=== Given exercise ===
State how many lines in the entries below contain "сопроводительный". Write nothing but the number.

=== Material for the task ===
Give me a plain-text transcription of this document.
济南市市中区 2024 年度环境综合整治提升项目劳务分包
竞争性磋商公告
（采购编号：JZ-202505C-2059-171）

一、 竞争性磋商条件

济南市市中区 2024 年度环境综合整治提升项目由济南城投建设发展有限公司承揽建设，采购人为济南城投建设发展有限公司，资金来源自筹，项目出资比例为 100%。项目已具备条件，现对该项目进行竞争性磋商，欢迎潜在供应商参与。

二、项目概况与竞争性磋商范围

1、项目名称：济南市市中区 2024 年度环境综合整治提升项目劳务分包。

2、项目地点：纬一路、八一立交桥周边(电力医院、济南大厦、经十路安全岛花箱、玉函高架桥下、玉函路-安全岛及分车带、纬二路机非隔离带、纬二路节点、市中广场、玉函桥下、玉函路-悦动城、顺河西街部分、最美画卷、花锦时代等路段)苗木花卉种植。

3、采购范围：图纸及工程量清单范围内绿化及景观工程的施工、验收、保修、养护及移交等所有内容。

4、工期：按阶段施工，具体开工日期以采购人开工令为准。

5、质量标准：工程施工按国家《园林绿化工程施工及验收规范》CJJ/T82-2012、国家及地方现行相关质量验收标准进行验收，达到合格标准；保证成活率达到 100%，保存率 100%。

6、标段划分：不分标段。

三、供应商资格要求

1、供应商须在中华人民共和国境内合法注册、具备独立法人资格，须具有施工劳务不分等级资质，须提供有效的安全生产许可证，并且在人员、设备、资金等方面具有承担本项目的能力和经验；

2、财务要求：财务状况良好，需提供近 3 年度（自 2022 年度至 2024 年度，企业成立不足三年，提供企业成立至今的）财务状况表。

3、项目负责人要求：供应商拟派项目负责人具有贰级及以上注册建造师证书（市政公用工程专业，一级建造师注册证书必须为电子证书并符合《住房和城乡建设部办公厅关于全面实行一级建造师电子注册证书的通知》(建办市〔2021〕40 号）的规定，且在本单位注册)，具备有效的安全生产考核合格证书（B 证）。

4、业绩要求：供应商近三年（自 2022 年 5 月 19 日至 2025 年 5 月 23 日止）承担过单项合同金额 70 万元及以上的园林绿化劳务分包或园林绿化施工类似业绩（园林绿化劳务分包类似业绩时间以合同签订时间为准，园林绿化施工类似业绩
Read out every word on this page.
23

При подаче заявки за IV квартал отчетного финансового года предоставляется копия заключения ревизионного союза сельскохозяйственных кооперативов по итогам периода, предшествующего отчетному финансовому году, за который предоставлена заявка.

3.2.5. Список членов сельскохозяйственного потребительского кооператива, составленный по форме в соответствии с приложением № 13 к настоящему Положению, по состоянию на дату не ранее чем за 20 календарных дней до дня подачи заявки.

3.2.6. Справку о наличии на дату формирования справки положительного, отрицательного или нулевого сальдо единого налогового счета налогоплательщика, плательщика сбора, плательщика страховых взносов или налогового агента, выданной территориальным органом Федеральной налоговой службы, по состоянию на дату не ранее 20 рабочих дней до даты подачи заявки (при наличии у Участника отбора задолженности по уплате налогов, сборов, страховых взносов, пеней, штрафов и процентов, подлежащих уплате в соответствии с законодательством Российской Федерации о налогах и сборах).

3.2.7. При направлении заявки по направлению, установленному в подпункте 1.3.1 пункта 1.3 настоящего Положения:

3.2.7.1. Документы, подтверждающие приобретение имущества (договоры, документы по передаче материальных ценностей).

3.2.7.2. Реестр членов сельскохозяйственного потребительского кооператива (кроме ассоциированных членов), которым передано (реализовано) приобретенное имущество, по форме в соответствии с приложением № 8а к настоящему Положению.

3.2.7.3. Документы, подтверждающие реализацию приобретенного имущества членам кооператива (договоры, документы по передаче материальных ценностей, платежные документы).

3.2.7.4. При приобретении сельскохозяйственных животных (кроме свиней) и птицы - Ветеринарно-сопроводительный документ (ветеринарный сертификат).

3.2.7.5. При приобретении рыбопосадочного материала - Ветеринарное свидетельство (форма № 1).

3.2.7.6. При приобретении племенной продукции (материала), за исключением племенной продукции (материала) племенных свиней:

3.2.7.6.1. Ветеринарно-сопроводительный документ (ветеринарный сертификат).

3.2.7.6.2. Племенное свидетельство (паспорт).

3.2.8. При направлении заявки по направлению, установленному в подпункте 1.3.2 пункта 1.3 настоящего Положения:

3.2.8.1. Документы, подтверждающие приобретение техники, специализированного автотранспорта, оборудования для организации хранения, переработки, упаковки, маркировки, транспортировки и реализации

=== Answer to the task ===
2